- What you should do -
Any pictures in the records below should be skipped; write out everything else exactly.

- Data -
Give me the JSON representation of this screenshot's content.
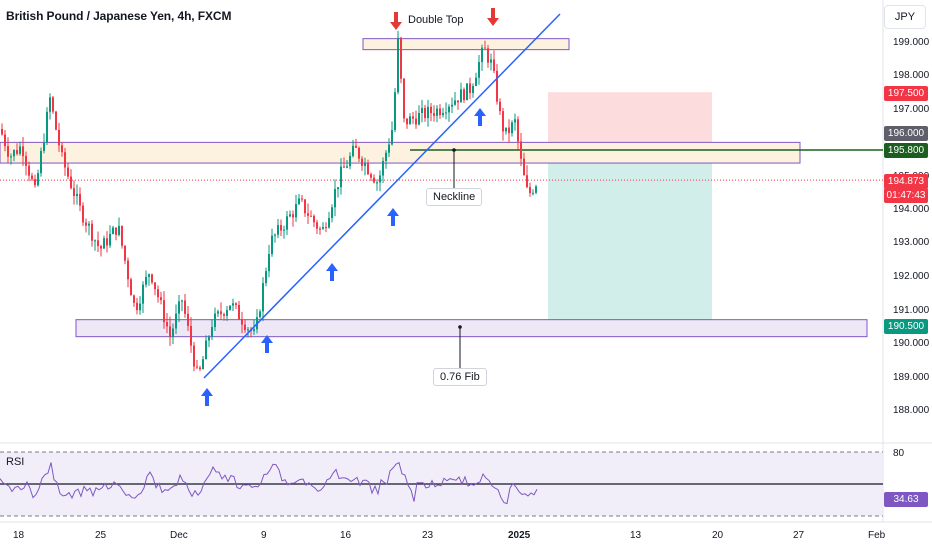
{
  "title": "British Pound / Japanese Yen, 4h, FXCM",
  "currency": "JPY",
  "price_labels": {
    "tp_red": "197.500",
    "level_196": "196.000",
    "level_1958": "195.800",
    "current": "194.873",
    "countdown": "01:47:43",
    "fib_level": "190.500",
    "rsi_value": "34.63"
  },
  "annotations": {
    "double_top": "Double Top",
    "neckline": "Neckline",
    "fib": "0.76 Fib"
  },
  "rsi_title": "RSI",
  "colors": {
    "up": "#089981",
    "down": "#f23645",
    "trendline": "#2962ff",
    "zone_border": "#7e57c2",
    "zone_fill": "#fdf2e0",
    "fib_fill": "#ede7f6",
    "neckline": "#1b5e20",
    "stop_fill": "#fdd8da",
    "target_fill": "#cdece9",
    "arrow_blue": "#2962ff",
    "arrow_red": "#e53935"
  },
  "chart_data": {
    "type": "candlestick",
    "title": "British Pound / Japanese Yen, 4h, FXCM",
    "y_axis": {
      "ticks": [
        "199.000",
        "198.000",
        "197.000",
        "195.000",
        "194.000",
        "193.000",
        "192.000",
        "191.000",
        "190.000",
        "189.000",
        "188.000"
      ],
      "range": [
        187.5,
        199.6
      ]
    },
    "x_axis": {
      "ticks": [
        "18",
        "25",
        "Dec",
        "9",
        "16",
        "23",
        "2025",
        "13",
        "20",
        "27",
        "Feb"
      ]
    },
    "levels": {
      "resistance_zone": [
        195.8,
        196.0
      ],
      "double_top_zone": [
        198.9,
        199.1
      ],
      "fib_zone": [
        190.3,
        190.7
      ],
      "neckline": 195.8,
      "stop": 197.5,
      "entry": 195.8,
      "target": 190.5,
      "current": 194.873
    },
    "rsi": {
      "levels": [
        80.0,
        50.0,
        20.0
      ],
      "value": 34.63
    }
  }
}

- Solution for this task -
Give me the JSON representation of this screenshot's content.
{
  "title": "British Pound / Japanese Yen, 4h, FXCM",
  "currency": "JPY",
  "price_labels": {
    "tp_red": "197.500",
    "level_196": "196.000",
    "level_1958": "195.800",
    "current": "194.873",
    "countdown": "01:47:43",
    "fib_level": "190.500",
    "rsi_value": "34.63"
  },
  "annotations": {
    "double_top": "Double Top",
    "neckline": "Neckline",
    "fib": "0.76 Fib"
  },
  "rsi_title": "RSI",
  "colors": {
    "up": "#089981",
    "down": "#f23645",
    "trendline": "#2962ff",
    "zone_border": "#7e57c2",
    "zone_fill": "#fdf2e0",
    "fib_fill": "#ede7f6",
    "neckline": "#1b5e20",
    "stop_fill": "#fdd8da",
    "target_fill": "#cdece9",
    "arrow_blue": "#2962ff",
    "arrow_red": "#e53935"
  },
  "chart_data": {
    "type": "candlestick",
    "title": "British Pound / Japanese Yen, 4h, FXCM",
    "y_axis": {
      "ticks": [
        "199.000",
        "198.000",
        "197.000",
        "195.000",
        "194.000",
        "193.000",
        "192.000",
        "191.000",
        "190.000",
        "189.000",
        "188.000"
      ],
      "range": [
        187.5,
        199.6
      ]
    },
    "x_axis": {
      "ticks": [
        "18",
        "25",
        "Dec",
        "9",
        "16",
        "23",
        "2025",
        "13",
        "20",
        "27",
        "Feb"
      ]
    },
    "levels": {
      "resistance_zone": [
        195.8,
        196.0
      ],
      "double_top_zone": [
        198.9,
        199.1
      ],
      "fib_zone": [
        190.3,
        190.7
      ],
      "neckline": 195.8,
      "stop": 197.5,
      "entry": 195.8,
      "target": 190.5,
      "current": 194.873
    },
    "rsi": {
      "levels": [
        80.0,
        50.0,
        20.0
      ],
      "value": 34.63
    }
  }
}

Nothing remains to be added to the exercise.